### Exercise task
Would you restate all the data that follows, word for word?

### Data rows

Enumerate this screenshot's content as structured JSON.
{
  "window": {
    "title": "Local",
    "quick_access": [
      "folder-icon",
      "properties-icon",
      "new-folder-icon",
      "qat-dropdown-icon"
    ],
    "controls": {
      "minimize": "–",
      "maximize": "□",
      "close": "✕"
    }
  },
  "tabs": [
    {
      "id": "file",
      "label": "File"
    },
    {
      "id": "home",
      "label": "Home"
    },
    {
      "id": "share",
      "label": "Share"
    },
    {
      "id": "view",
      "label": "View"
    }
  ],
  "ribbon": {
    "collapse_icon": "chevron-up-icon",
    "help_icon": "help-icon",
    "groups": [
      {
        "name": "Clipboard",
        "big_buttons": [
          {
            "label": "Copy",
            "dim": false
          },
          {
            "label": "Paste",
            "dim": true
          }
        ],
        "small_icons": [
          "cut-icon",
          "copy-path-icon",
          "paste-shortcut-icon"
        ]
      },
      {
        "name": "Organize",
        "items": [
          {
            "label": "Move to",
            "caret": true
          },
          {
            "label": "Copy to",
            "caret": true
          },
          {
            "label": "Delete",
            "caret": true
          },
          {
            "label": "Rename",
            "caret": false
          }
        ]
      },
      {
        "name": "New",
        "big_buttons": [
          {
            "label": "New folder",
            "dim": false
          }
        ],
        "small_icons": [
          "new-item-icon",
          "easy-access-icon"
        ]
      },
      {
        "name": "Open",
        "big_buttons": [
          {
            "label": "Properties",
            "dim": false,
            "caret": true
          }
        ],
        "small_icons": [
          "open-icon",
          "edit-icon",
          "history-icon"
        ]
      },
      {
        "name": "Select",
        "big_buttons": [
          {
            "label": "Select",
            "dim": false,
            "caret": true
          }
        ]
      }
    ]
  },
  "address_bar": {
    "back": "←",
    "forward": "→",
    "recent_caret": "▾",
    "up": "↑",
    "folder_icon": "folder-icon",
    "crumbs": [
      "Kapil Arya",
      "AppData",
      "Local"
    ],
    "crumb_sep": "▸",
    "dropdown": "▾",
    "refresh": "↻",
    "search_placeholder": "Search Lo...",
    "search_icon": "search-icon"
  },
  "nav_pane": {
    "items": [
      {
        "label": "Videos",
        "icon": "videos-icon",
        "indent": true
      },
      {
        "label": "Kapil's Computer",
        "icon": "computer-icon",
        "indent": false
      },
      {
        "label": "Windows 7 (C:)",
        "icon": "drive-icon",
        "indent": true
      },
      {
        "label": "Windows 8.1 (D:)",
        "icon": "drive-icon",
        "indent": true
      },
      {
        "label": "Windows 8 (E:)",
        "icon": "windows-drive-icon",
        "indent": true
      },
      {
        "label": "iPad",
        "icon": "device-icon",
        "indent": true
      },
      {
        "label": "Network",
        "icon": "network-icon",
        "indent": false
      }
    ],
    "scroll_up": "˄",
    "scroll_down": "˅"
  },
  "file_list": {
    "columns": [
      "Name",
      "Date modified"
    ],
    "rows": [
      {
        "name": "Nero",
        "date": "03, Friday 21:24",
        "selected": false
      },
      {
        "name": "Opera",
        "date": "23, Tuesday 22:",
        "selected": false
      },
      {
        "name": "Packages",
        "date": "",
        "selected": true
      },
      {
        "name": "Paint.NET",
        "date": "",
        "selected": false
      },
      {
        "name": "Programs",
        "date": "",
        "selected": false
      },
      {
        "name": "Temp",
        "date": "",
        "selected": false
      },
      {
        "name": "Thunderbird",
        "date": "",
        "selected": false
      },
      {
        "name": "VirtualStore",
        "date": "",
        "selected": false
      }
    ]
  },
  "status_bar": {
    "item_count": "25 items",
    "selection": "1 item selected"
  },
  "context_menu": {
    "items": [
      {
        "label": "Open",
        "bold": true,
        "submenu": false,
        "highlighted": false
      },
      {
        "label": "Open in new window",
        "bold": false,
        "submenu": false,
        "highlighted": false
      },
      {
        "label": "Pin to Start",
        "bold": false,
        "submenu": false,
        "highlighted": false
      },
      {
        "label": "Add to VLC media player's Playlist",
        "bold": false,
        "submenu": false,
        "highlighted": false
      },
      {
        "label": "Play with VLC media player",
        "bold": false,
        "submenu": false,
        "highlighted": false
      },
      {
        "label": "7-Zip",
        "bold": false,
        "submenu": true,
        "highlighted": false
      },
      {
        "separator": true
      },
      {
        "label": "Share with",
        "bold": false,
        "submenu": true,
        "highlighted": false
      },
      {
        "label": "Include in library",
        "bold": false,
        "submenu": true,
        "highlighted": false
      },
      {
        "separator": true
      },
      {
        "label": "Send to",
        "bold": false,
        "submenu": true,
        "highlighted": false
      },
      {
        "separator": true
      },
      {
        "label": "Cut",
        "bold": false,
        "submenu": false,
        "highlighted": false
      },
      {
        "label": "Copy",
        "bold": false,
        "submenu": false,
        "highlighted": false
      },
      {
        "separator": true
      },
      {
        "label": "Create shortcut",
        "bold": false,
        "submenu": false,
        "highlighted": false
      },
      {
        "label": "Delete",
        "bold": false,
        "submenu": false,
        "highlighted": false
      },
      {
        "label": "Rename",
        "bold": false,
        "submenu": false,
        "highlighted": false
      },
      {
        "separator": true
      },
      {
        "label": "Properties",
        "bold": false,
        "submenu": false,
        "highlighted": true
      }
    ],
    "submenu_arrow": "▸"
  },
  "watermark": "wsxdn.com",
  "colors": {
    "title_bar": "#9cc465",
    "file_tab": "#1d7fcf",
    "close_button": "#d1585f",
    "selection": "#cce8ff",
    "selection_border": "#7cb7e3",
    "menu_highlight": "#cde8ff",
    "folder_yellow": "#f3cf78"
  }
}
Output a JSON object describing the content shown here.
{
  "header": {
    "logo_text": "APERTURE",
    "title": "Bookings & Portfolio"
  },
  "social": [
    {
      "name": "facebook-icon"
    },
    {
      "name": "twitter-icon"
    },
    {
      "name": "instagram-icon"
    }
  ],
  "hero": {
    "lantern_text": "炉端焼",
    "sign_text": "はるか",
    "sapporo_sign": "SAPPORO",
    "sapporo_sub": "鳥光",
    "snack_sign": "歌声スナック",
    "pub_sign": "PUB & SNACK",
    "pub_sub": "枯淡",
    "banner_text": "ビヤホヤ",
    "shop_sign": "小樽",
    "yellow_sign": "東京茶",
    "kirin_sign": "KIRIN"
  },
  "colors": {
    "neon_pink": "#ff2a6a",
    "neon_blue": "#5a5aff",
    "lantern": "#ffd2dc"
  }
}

### Written answer
Enumerate this screenshot's content as structured JSON.
{
  "window": {
    "title": "Local",
    "quick_access": [
      "folder-icon",
      "properties-icon",
      "new-folder-icon",
      "qat-dropdown-icon"
    ],
    "controls": {
      "minimize": "–",
      "maximize": "□",
      "close": "✕"
    }
  },
  "tabs": [
    {
      "id": "file",
      "label": "File"
    },
    {
      "id": "home",
      "label": "Home"
    },
    {
      "id": "share",
      "label": "Share"
    },
    {
      "id": "view",
      "label": "View"
    }
  ],
  "ribbon": {
    "collapse_icon": "chevron-up-icon",
    "help_icon": "help-icon",
    "groups": [
      {
        "name": "Clipboard",
        "big_buttons": [
          {
            "label": "Copy",
            "dim": false
          },
          {
            "label": "Paste",
            "dim": true
          }
        ],
        "small_icons": [
          "cut-icon",
          "copy-path-icon",
          "paste-shortcut-icon"
        ]
      },
      {
        "name": "Organize",
        "items": [
          {
            "label": "Move to",
            "caret": true
          },
          {
            "label": "Copy to",
            "caret": true
          },
          {
            "label": "Delete",
            "caret": true
          },
          {
            "label": "Rename",
            "caret": false
          }
        ]
      },
      {
        "name": "New",
        "big_buttons": [
          {
            "label": "New folder",
            "dim": false
          }
        ],
        "small_icons": [
          "new-item-icon",
          "easy-access-icon"
        ]
      },
      {
        "name": "Open",
        "big_buttons": [
          {
            "label": "Properties",
            "dim": false,
            "caret": true
          }
        ],
        "small_icons": [
          "open-icon",
          "edit-icon",
          "history-icon"
        ]
      },
      {
        "name": "Select",
        "big_buttons": [
          {
            "label": "Select",
            "dim": false,
            "caret": true
          }
        ]
      }
    ]
  },
  "address_bar": {
    "back": "←",
    "forward": "→",
    "recent_caret": "▾",
    "up": "↑",
    "folder_icon": "folder-icon",
    "crumbs": [
      "Kapil Arya",
      "AppData",
      "Local"
    ],
    "crumb_sep": "▸",
    "dropdown": "▾",
    "refresh": "↻",
    "search_placeholder": "Search Lo...",
    "search_icon": "search-icon"
  },
  "nav_pane": {
    "items": [
      {
        "label": "Videos",
        "icon": "videos-icon",
        "indent": true
      },
      {
        "label": "Kapil's Computer",
        "icon": "computer-icon",
        "indent": false
      },
      {
        "label": "Windows 7 (C:)",
        "icon": "drive-icon",
        "indent": true
      },
      {
        "label": "Windows 8.1 (D:)",
        "icon": "drive-icon",
        "indent": true
      },
      {
        "label": "Windows 8 (E:)",
        "icon": "windows-drive-icon",
        "indent": true
      },
      {
        "label": "iPad",
        "icon": "device-icon",
        "indent": true
      },
      {
        "label": "Network",
        "icon": "network-icon",
        "indent": false
      }
    ],
    "scroll_up": "˄",
    "scroll_down": "˅"
  },
  "file_list": {
    "columns": [
      "Name",
      "Date modified"
    ],
    "rows": [
      {
        "name": "Nero",
        "date": "03, Friday 21:24",
        "selected": false
      },
      {
        "name": "Opera",
        "date": "23, Tuesday 22:",
        "selected": false
      },
      {
        "name": "Packages",
        "date": "",
        "selected": true
      },
      {
        "name": "Paint.NET",
        "date": "",
        "selected": false
      },
      {
        "name": "Programs",
        "date": "",
        "selected": false
      },
      {
        "name": "Temp",
        "date": "",
        "selected": false
      },
      {
        "name": "Thunderbird",
        "date": "",
        "selected": false
      },
      {
        "name": "VirtualStore",
        "date": "",
        "selected": false
      }
    ]
  },
  "status_bar": {
    "item_count": "25 items",
    "selection": "1 item selected"
  },
  "context_menu": {
    "items": [
      {
        "label": "Open",
        "bold": true,
        "submenu": false,
        "highlighted": false
      },
      {
        "label": "Open in new window",
        "bold": false,
        "submenu": false,
        "highlighted": false
      },
      {
        "label": "Pin to Start",
        "bold": false,
        "submenu": false,
        "highlighted": false
      },
      {
        "label": "Add to VLC media player's Playlist",
        "bold": false,
        "submenu": false,
        "highlighted": false
      },
      {
        "label": "Play with VLC media player",
        "bold": false,
        "submenu": false,
        "highlighted": false
      },
      {
        "label": "7-Zip",
        "bold": false,
        "submenu": true,
        "highlighted": false
      },
      {
        "separator": true
      },
      {
        "label": "Share with",
        "bold": false,
        "submenu": true,
        "highlighted": false
      },
      {
        "label": "Include in library",
        "bold": false,
        "submenu": true,
        "highlighted": false
      },
      {
        "separator": true
      },
      {
        "label": "Send to",
        "bold": false,
        "submenu": true,
        "highlighted": false
      },
      {
        "separator": true
      },
      {
        "label": "Cut",
        "bold": false,
        "submenu": false,
        "highlighted": false
      },
      {
        "label": "Copy",
        "bold": false,
        "submenu": false,
        "highlighted": false
      },
      {
        "separator": true
      },
      {
        "label": "Create shortcut",
        "bold": false,
        "submenu": false,
        "highlighted": false
      },
      {
        "label": "Delete",
        "bold": false,
        "submenu": false,
        "highlighted": false
      },
      {
        "label": "Rename",
        "bold": false,
        "submenu": false,
        "highlighted": false
      },
      {
        "separator": true
      },
      {
        "label": "Properties",
        "bold": false,
        "submenu": false,
        "highlighted": true
      }
    ],
    "submenu_arrow": "▸"
  },
  "watermark": "wsxdn.com",
  "colors": {
    "title_bar": "#9cc465",
    "file_tab": "#1d7fcf",
    "close_button": "#d1585f",
    "selection": "#cce8ff",
    "selection_border": "#7cb7e3",
    "menu_highlight": "#cde8ff",
    "folder_yellow": "#f3cf78"
  }
}
Output a JSON object describing the content shown here.
{
  "header": {
    "logo_text": "APERTURE",
    "title": "Bookings & Portfolio"
  },
  "social": [
    {
      "name": "facebook-icon"
    },
    {
      "name": "twitter-icon"
    },
    {
      "name": "instagram-icon"
    }
  ],
  "hero": {
    "lantern_text": "炉端焼",
    "sign_text": "はるか",
    "sapporo_sign": "SAPPORO",
    "sapporo_sub": "鳥光",
    "snack_sign": "歌声スナック",
    "pub_sign": "PUB & SNACK",
    "pub_sub": "枯淡",
    "banner_text": "ビヤホヤ",
    "shop_sign": "小樽",
    "yellow_sign": "東京茶",
    "kirin_sign": "KIRIN"
  },
  "colors": {
    "neon_pink": "#ff2a6a",
    "neon_blue": "#5a5aff",
    "lantern": "#ffd2dc"
  }
}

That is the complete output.